*Stated goal:*
The entries need to be copied exactly.

*Provided entries:*
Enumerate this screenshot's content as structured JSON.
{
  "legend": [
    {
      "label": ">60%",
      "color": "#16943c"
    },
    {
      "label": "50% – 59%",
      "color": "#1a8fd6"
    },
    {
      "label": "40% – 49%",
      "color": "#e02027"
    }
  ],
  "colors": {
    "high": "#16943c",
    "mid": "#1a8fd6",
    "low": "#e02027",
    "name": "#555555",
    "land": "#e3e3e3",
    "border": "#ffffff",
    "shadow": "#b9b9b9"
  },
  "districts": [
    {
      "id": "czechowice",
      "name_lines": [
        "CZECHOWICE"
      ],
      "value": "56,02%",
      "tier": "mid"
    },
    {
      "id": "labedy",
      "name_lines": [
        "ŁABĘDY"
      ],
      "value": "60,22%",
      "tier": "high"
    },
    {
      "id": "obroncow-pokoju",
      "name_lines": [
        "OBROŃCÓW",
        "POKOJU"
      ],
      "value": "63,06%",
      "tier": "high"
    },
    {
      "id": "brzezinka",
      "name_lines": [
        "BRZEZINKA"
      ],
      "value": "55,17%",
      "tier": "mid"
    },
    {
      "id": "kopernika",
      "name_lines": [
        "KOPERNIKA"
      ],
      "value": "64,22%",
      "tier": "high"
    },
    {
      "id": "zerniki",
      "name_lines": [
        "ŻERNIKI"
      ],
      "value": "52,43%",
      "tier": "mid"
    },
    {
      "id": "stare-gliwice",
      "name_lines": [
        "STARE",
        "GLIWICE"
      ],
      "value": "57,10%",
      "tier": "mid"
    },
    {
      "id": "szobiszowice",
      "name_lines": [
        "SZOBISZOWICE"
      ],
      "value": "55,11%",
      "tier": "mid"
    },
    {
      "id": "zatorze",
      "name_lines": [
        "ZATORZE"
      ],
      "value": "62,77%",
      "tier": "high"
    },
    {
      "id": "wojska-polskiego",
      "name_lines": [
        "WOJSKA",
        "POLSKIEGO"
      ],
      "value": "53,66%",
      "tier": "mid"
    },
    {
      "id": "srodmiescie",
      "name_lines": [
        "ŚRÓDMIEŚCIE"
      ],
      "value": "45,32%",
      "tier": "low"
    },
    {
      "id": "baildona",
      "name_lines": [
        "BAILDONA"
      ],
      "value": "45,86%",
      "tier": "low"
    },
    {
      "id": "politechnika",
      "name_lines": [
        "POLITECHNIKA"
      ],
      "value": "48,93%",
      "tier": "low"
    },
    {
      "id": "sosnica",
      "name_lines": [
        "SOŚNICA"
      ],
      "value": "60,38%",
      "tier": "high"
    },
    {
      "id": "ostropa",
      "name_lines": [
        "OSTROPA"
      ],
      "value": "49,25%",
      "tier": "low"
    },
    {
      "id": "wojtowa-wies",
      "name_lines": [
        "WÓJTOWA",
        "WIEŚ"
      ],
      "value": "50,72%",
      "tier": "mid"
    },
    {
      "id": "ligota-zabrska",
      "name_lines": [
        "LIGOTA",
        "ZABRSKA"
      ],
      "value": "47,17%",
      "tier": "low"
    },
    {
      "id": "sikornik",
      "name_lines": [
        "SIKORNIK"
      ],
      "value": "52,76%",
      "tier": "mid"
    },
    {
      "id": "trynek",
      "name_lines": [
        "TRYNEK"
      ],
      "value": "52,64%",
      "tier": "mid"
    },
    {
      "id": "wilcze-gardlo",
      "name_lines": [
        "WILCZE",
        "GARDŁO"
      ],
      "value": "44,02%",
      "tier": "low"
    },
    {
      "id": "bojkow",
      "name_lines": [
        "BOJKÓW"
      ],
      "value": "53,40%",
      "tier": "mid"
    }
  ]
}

*Answer to the problem:*
Enumerate this screenshot's content as structured JSON.
{
  "legend": [
    {
      "label": ">60%",
      "color": "#16943c"
    },
    {
      "label": "50% – 59%",
      "color": "#1a8fd6"
    },
    {
      "label": "40% – 49%",
      "color": "#e02027"
    }
  ],
  "colors": {
    "high": "#16943c",
    "mid": "#1a8fd6",
    "low": "#e02027",
    "name": "#555555",
    "land": "#e3e3e3",
    "border": "#ffffff",
    "shadow": "#b9b9b9"
  },
  "districts": [
    {
      "id": "czechowice",
      "name_lines": [
        "CZECHOWICE"
      ],
      "value": "56,02%",
      "tier": "mid"
    },
    {
      "id": "labedy",
      "name_lines": [
        "ŁABĘDY"
      ],
      "value": "60,22%",
      "tier": "high"
    },
    {
      "id": "obroncow-pokoju",
      "name_lines": [
        "OBROŃCÓW",
        "POKOJU"
      ],
      "value": "63,06%",
      "tier": "high"
    },
    {
      "id": "brzezinka",
      "name_lines": [
        "BRZEZINKA"
      ],
      "value": "55,17%",
      "tier": "mid"
    },
    {
      "id": "kopernika",
      "name_lines": [
        "KOPERNIKA"
      ],
      "value": "64,22%",
      "tier": "high"
    },
    {
      "id": "zerniki",
      "name_lines": [
        "ŻERNIKI"
      ],
      "value": "52,43%",
      "tier": "mid"
    },
    {
      "id": "stare-gliwice",
      "name_lines": [
        "STARE",
        "GLIWICE"
      ],
      "value": "57,10%",
      "tier": "mid"
    },
    {
      "id": "szobiszowice",
      "name_lines": [
        "SZOBISZOWICE"
      ],
      "value": "55,11%",
      "tier": "mid"
    },
    {
      "id": "zatorze",
      "name_lines": [
        "ZATORZE"
      ],
      "value": "62,77%",
      "tier": "high"
    },
    {
      "id": "wojska-polskiego",
      "name_lines": [
        "WOJSKA",
        "POLSKIEGO"
      ],
      "value": "53,66%",
      "tier": "mid"
    },
    {
      "id": "srodmiescie",
      "name_lines": [
        "ŚRÓDMIEŚCIE"
      ],
      "value": "45,32%",
      "tier": "low"
    },
    {
      "id": "baildona",
      "name_lines": [
        "BAILDONA"
      ],
      "value": "45,86%",
      "tier": "low"
    },
    {
      "id": "politechnika",
      "name_lines": [
        "POLITECHNIKA"
      ],
      "value": "48,93%",
      "tier": "low"
    },
    {
      "id": "sosnica",
      "name_lines": [
        "SOŚNICA"
      ],
      "value": "60,38%",
      "tier": "high"
    },
    {
      "id": "ostropa",
      "name_lines": [
        "OSTROPA"
      ],
      "value": "49,25%",
      "tier": "low"
    },
    {
      "id": "wojtowa-wies",
      "name_lines": [
        "WÓJTOWA",
        "WIEŚ"
      ],
      "value": "50,72%",
      "tier": "mid"
    },
    {
      "id": "ligota-zabrska",
      "name_lines": [
        "LIGOTA",
        "ZABRSKA"
      ],
      "value": "47,17%",
      "tier": "low"
    },
    {
      "id": "sikornik",
      "name_lines": [
        "SIKORNIK"
      ],
      "value": "52,76%",
      "tier": "mid"
    },
    {
      "id": "trynek",
      "name_lines": [
        "TRYNEK"
      ],
      "value": "52,64%",
      "tier": "mid"
    },
    {
      "id": "wilcze-gardlo",
      "name_lines": [
        "WILCZE",
        "GARDŁO"
      ],
      "value": "44,02%",
      "tier": "low"
    },
    {
      "id": "bojkow",
      "name_lines": [
        "BOJKÓW"
      ],
      "value": "53,40%",
      "tier": "mid"
    }
  ]
}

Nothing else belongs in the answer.